Short exercise - Omit all images, then return the remaining material exactly as it stands.

++++++

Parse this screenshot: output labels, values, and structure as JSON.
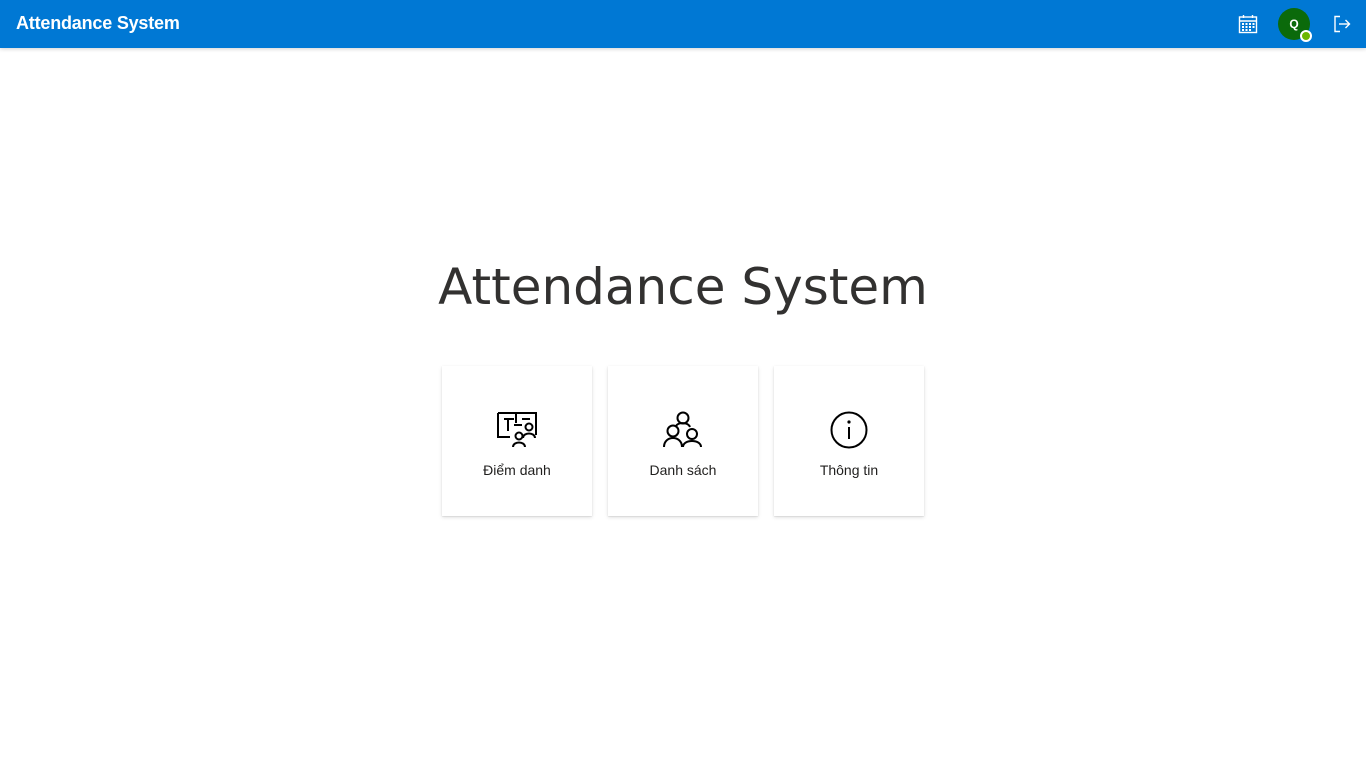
{
  "header": {
    "title": "Attendance System",
    "avatar_initial": "Q",
    "icons": {
      "calendar": "calendar-icon",
      "signout": "sign-out-icon"
    },
    "colors": {
      "bar": "#0078d4",
      "avatar": "#0b6a0b",
      "presence": "#6bb700"
    }
  },
  "main": {
    "title": "Attendance System",
    "cards": [
      {
        "label": "Điểm danh",
        "icon": "classroom-icon"
      },
      {
        "label": "Danh sách",
        "icon": "people-group-icon"
      },
      {
        "label": "Thông tin",
        "icon": "info-icon"
      }
    ]
  }
}
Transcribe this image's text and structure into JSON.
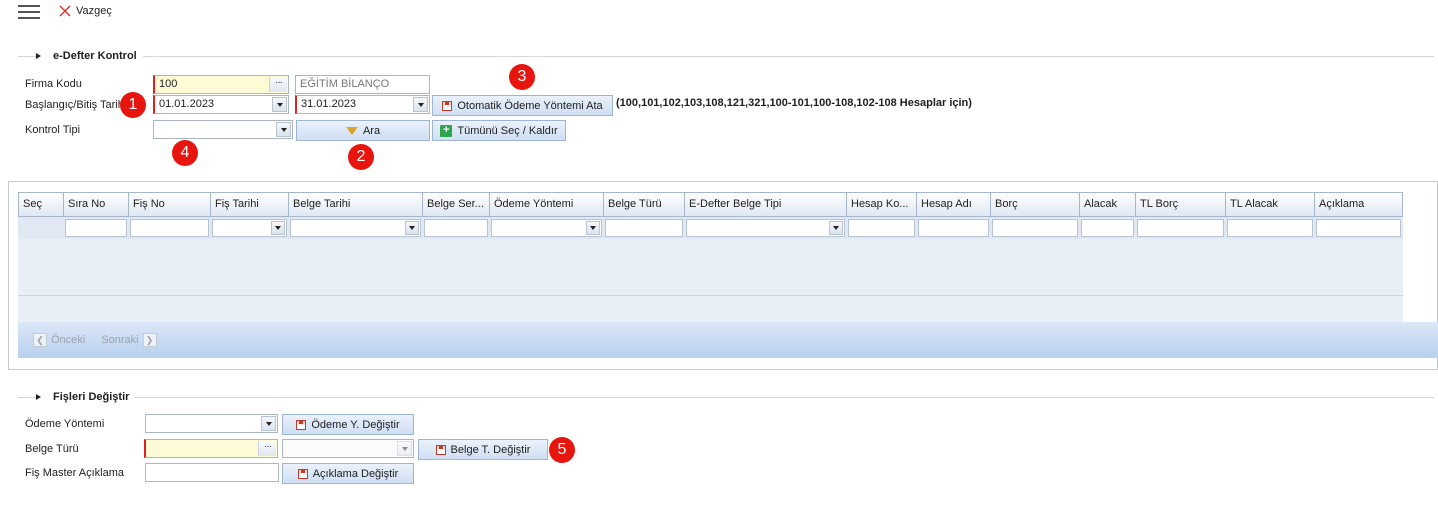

++++++

Answer to the task -
Parse this screenshot: output labels, values, and structure as JSON.
{
  "header": {
    "title": "Attendance System",
    "avatar_initial": "Q",
    "icons": {
      "calendar": "calendar-icon",
      "signout": "sign-out-icon"
    },
    "colors": {
      "bar": "#0078d4",
      "avatar": "#0b6a0b",
      "presence": "#6bb700"
    }
  },
  "main": {
    "title": "Attendance System",
    "cards": [
      {
        "label": "Điểm danh",
        "icon": "classroom-icon"
      },
      {
        "label": "Danh sách",
        "icon": "people-group-icon"
      },
      {
        "label": "Thông tin",
        "icon": "info-icon"
      }
    ]
  }
}
Transcribe this image's text and structure into JSON.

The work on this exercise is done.